TASK TO CARRY OUT – Write out all of the lines below, exactly and completely.

**** DATA ****

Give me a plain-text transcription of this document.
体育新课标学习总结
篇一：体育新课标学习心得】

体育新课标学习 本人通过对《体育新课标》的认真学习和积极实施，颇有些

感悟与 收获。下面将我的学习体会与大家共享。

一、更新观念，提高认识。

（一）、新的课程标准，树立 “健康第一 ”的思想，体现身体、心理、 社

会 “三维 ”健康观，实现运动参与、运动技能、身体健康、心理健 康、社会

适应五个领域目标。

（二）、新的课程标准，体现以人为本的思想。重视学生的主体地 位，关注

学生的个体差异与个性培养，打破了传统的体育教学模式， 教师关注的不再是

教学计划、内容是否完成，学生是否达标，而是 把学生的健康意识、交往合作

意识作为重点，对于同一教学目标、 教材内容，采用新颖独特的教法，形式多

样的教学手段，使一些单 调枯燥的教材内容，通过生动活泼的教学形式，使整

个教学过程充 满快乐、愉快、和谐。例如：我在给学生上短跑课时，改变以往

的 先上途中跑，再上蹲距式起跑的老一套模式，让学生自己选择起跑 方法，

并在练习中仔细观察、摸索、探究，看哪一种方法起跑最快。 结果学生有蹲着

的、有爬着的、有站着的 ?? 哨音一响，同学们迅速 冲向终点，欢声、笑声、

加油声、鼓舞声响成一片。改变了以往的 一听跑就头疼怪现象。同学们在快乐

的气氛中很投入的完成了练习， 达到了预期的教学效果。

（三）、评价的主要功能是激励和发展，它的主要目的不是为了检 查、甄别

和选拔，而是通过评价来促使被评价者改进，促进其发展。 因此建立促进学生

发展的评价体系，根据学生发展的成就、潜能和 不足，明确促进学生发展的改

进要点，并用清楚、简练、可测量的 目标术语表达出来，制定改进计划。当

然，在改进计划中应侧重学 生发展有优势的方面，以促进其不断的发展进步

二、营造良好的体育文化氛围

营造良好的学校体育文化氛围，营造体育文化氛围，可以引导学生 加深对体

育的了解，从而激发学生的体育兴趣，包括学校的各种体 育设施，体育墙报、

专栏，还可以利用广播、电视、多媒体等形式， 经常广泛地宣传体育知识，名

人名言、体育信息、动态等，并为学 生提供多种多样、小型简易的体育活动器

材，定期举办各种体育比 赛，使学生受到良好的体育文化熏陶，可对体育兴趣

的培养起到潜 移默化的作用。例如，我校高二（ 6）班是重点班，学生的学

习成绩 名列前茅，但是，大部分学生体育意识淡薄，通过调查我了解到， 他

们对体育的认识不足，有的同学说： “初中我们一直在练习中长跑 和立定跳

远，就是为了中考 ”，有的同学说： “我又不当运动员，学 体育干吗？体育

****

SOLUTION FOR THIS PROBLEM –
Give me a plain-text transcription of this document.
体育新课标学习总结
篇一：体育新课标学习心得】

体育新课标学习 本人通过对《体育新课标》的认真学习和积极实施，颇有些

感悟与 收获。下面将我的学习体会与大家共享。

一、更新观念，提高认识。

（一）、新的课程标准，树立 “健康第一 ”的思想，体现身体、心理、 社

会 “三维 ”健康观，实现运动参与、运动技能、身体健康、心理健 康、社会

适应五个领域目标。

（二）、新的课程标准，体现以人为本的思想。重视学生的主体地 位，关注

学生的个体差异与个性培养，打破了传统的体育教学模式， 教师关注的不再是

教学计划、内容是否完成，学生是否达标，而是 把学生的健康意识、交往合作

意识作为重点，对于同一教学目标、 教材内容，采用新颖独特的教法，形式多

样的教学手段，使一些单 调枯燥的教材内容，通过生动活泼的教学形式，使整

个教学过程充 满快乐、愉快、和谐。例如：我在给学生上短跑课时，改变以往

的 先上途中跑，再上蹲距式起跑的老一套模式，让学生自己选择起跑 方法，

并在练习中仔细观察、摸索、探究，看哪一种方法起跑最快。 结果学生有蹲着

的、有爬着的、有站着的 ?? 哨音一响，同学们迅速 冲向终点，欢声、笑声、

加油声、鼓舞声响成一片。改变了以往的 一听跑就头疼怪现象。同学们在快乐

的气氛中很投入的完成了练习， 达到了预期的教学效果。

（三）、评价的主要功能是激励和发展，它的主要目的不是为了检 查、甄别

和选拔，而是通过评价来促使被评价者改进，促进其发展。 因此建立促进学生

发展的评价体系，根据学生发展的成就、潜能和 不足，明确促进学生发展的改

进要点，并用清楚、简练、可测量的 目标术语表达出来，制定改进计划。当

然，在改进计划中应侧重学 生发展有优势的方面，以促进其不断的发展进步

二、营造良好的体育文化氛围

营造良好的学校体育文化氛围，营造体育文化氛围，可以引导学生 加深对体

育的了解，从而激发学生的体育兴趣，包括学校的各种体 育设施，体育墙报、

专栏，还可以利用广播、电视、多媒体等形式， 经常广泛地宣传体育知识，名

人名言、体育信息、动态等，并为学 生提供多种多样、小型简易的体育活动器

材，定期举办各种体育比 赛，使学生受到良好的体育文化熏陶，可对体育兴趣

的培养起到潜 移默化的作用。例如，我校高二（ 6）班是重点班，学生的学

习成绩 名列前茅，但是，大部分学生体育意识淡薄，通过调查我了解到， 他

们对体育的认识不足，有的同学说： “初中我们一直在练习中长跑 和立定跳

远，就是为了中考 ”，有的同学说： “我又不当运动员，学 体育干吗？体育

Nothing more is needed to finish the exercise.